Não nasci em Lisboa, mas sou lisboeta. Cresci, estudei e vivi quase toda a minha vida em Lisboa. Durante o tempo que tenho trabalhado fora de Portugal, mantenho uma casa em Cascais e a minha família mora em Lisboa. Mas, como muitos lisboetas, parte da minha família é do norte de Portugal (da Beira Alta, Castro Daire). Uma daquelas famílias orgulhosa das suas raízes e habituada a contestar o “domínio de Lisboa.” Desde pequeno ouvia dizer frequentemente que “a melhor coisa de Lisboa era a autoestrada para o norte” (na altura uns míseros 30 km). Havia claramente uma profunda irritação com o “centralismo da capital”. Cresci com essa influência. Gosto muito de Lisboa mas também aprecio muito o norte de Portugal e tenho consciência do modo indiferente, e por vezes injusto, como Lisboa (sobretudo as elites alfacinhas) trata o resto do país (com a excepção do Algarve em Agosto).
Além desta consciência nortenha, e certamente relacionada com ela, tornei-me adepto do Futebol Clube do Porto por volta dos 8 anos de idade. A educação contra o “poder de Lisboa” transformou-se numa grande antipatia contra o Benfica e o Sporting e num enorme apego ao F.C. Porto. A filiação clubística deu-me um carinho especial pela cidade do Porto. É a cidade do meu clube. O crescimento do F.C. Porto desde o final da década de 1970 foi fundamental para a afirmação da cidade do Porto. Não há uma única grande cidade europeia que não tenha também um grande clube de futebol. Hoje, o grande clube europeu, F.C. Porto, é de uma grande cidade europeia, o Porto.

_Instruções_
**A)** Enumere todos os clubes de futebol mencionados no texto sobre Lisboa e o Porto.
**B)** Transcreva fielmente o trecho do texto sobre Lisboa e o Porto que começa nas palavras "Além desta consciência" e termina após "europeia, o Porto.".
**C)** Prossiga a redação do texto sobre Lisboa e o Porto a partir da sua última frase.
Os dados apresentados a seguir provêm de uma fonte distinta.

_Dados brutos_
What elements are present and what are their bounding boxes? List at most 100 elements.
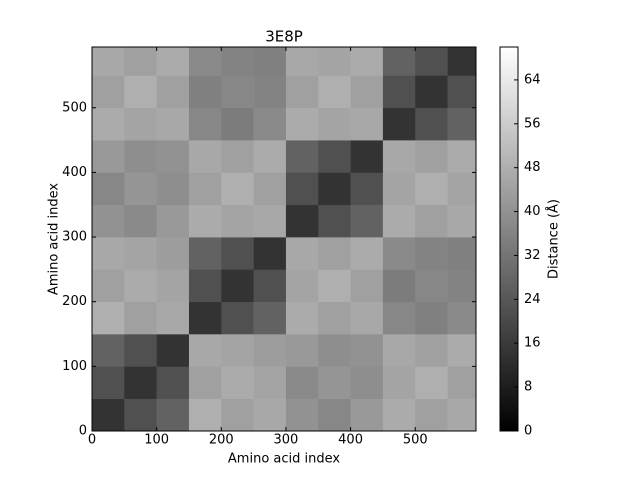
- heatmap-cell: [415, 47, 448, 76]
- heatmap-cell: [318, 237, 351, 270]
- colorbar-label: Distance (Å): [546, 199, 562, 279]
- heatmap-cell: [318, 140, 351, 173]
- heatmap-cell: [124, 334, 157, 367]
- heatmap-cell: [188, 398, 222, 432]
- heatmap-cell: [92, 204, 125, 238]
- heatmap-cell: [156, 237, 190, 270]
- heatmap-cell: [318, 334, 351, 367]
- chart-title: 3E8P: [265, 28, 303, 46]
- heatmap-cell: [382, 140, 416, 173]
- heatmap-cell: [221, 237, 254, 270]
- heatmap-cell: [350, 140, 384, 173]
- heatmap-cell: [350, 172, 384, 206]
- heatmap-cell: [318, 107, 351, 141]
- heatmap-cell: [382, 269, 416, 303]
- heatmap-cell: [188, 269, 222, 303]
- heatmap-cell: [447, 398, 477, 432]
- heatmap-cell: [447, 75, 477, 109]
- heatmap-cell: [415, 237, 448, 270]
- heatmap-cell: [285, 172, 319, 206]
- heatmap-cell: [285, 107, 319, 141]
- heatmap-cell: [285, 269, 319, 303]
- heatmap-cell: [188, 334, 222, 367]
- heatmap-cell: [285, 398, 319, 432]
- heatmap-cell: [221, 301, 254, 335]
- heatmap-cell: [415, 366, 448, 399]
- heatmap-cell: [253, 47, 287, 76]
- heatmap-cell: [415, 107, 448, 141]
- heatmap-cell: [253, 237, 287, 270]
- heatmap-cell: [447, 269, 477, 303]
- heatmap-cell: [253, 75, 287, 109]
- heatmap-cell: [156, 140, 190, 173]
- heatmap-cell: [188, 140, 222, 173]
- heatmap-cell: [156, 366, 190, 399]
- heatmap-cell: [253, 269, 287, 303]
- y-axis-label: Amino acid index: [47, 183, 62, 295]
- heatmap-cell: [156, 107, 190, 141]
- heatmap-cell: [92, 47, 125, 76]
- heatmap-cell: [318, 75, 351, 109]
- heatmap-cell: [92, 366, 125, 399]
- heatmap-cell: [124, 398, 157, 432]
- heatmap-cell: [253, 301, 287, 335]
- heatmap-cell: [156, 204, 190, 238]
- heatmap-cell: [124, 237, 157, 270]
- heatmap-cell: [350, 366, 384, 399]
- heatmap-cell: [350, 301, 384, 335]
- heatmap-cell: [415, 301, 448, 335]
- heatmap-cell: [156, 398, 190, 432]
- plot-frame: [91, 46, 477, 432]
- heatmap-cell: [253, 140, 287, 173]
- heatmap-cell: [124, 107, 157, 141]
- heatmap-cell: [447, 334, 477, 367]
- heatmap-cell: [253, 172, 287, 206]
- heatmap-cell: [92, 172, 125, 206]
- y-tick-label: 200: [62, 294, 87, 309]
- colorbar: [499, 46, 519, 432]
- heatmap-cell: [92, 107, 125, 141]
- colorbar-tick-label: 0: [524, 424, 532, 439]
- heatmap-cell: [188, 107, 222, 141]
- heatmap-cell: [415, 269, 448, 303]
- heatmap-cell: [382, 47, 416, 76]
- heatmap-cell: [285, 75, 319, 109]
- heatmap-cell: [253, 334, 287, 367]
- heatmap-cell: [221, 75, 254, 109]
- colorbar-tick-label: 24: [524, 292, 541, 307]
- heatmap-cell: [447, 204, 477, 238]
- heatmap-cell: [188, 204, 222, 238]
- heatmap-cell: [382, 75, 416, 109]
- heatmap-cell: [253, 398, 287, 432]
- heatmap-cell: [415, 334, 448, 367]
- y-tick-label: 300: [62, 230, 87, 245]
- heatmap-cell: [124, 140, 157, 173]
- heatmap-cell: [415, 398, 448, 432]
- heatmap-cell: [285, 140, 319, 173]
- heatmap-cell: [156, 334, 190, 367]
- x-tick-label: 200: [209, 433, 234, 448]
- heatmap-cell: [447, 47, 477, 76]
- heatmap-cell: [253, 366, 287, 399]
- heatmap-cell: [124, 301, 157, 335]
- heatmap-cell: [221, 269, 254, 303]
- x-tick-label: 300: [274, 433, 299, 448]
- heatmap-cell: [92, 237, 125, 270]
- y-tick-label: 0: [79, 424, 87, 439]
- heatmap-cell: [415, 204, 448, 238]
- heatmap-cell: [92, 301, 125, 335]
- heatmap-cell: [382, 172, 416, 206]
- heatmap-cell: [221, 47, 254, 76]
- heatmap-cell: [188, 75, 222, 109]
- heatmap-cell: [221, 140, 254, 173]
- heatmap-cell: [382, 366, 416, 399]
- heatmap-cell: [447, 107, 477, 141]
- heatmap-cell: [382, 301, 416, 335]
- heatmap-cell: [156, 75, 190, 109]
- heatmap-cell: [188, 366, 222, 399]
- x-tick-label: 100: [144, 433, 169, 448]
- heatmap-cell: [318, 301, 351, 335]
- heatmap-cell: [318, 47, 351, 76]
- colorbar-tick-label: 8: [524, 380, 532, 395]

_Respostas por tarefa_
**A)** Futebol Clube do Porto (F.C. Porto), Benfica, Sporting

**B)**
Além desta consciência nortenha, e certamente relacionada com ela, tornei-me adepto do Futebol Clube do Porto por volta dos 8 anos de idade. A educação contra o “poder de Lisboa” transformou-se numa grande antipatia contra o Benfica e o Sporting e num enorme apego ao F.C. Porto. A filiação clubística deu-me um carinho especial pela cidade do Porto. É a cidade do meu clube. O crescimento do F.C. Porto desde o final da década de 1970 foi fundamental para a afirmação da cidade do Porto. Não há uma única grande cidade europeia que não tenha também um grande clube de futebol. Hoje, o grande clube europeu, F.C. Porto, é de uma grande cidade europeia, o Porto.

**C)**
O crescimento do clube e da cidade constitui uma das grandes conquistas da democracia portuguesa. Não é necessário ser um sociólogo para entender a relação entre os regimes autoritários e o poder da capital em relação ao resto do país, do qual faz parte o domínio futebolístico dos clubes da capital. Veja-se o exemplo da Europa desde o final da Guerra. Nas democracias europeias, Alemanha, Inglaterra, França, Itália, Holanda, Bélgica e outras, os clubes de futebol da capital competiram sempre com clubes de outras cidades pelos títulos nacionais e europeus. Nos dois países onde existiam ditaduras nacionalistas, Portugal e Espanha, os clubes das respectivas capitais dominavam os campeonatos de futebol. O poder de Salazar e de Franco e o domínio do Benfica e do Real de Madrid faziam parte da mesma ordem nacional. O Porto e o Barcelona tiveram que esperar pela democracia para atingir a grandeza. A história mostra que os clubes de Lisboa se tornaram grandes no Portugal do Estado Novo e do Império. O Porto fez-se enorme no Portugal democrático e europeu.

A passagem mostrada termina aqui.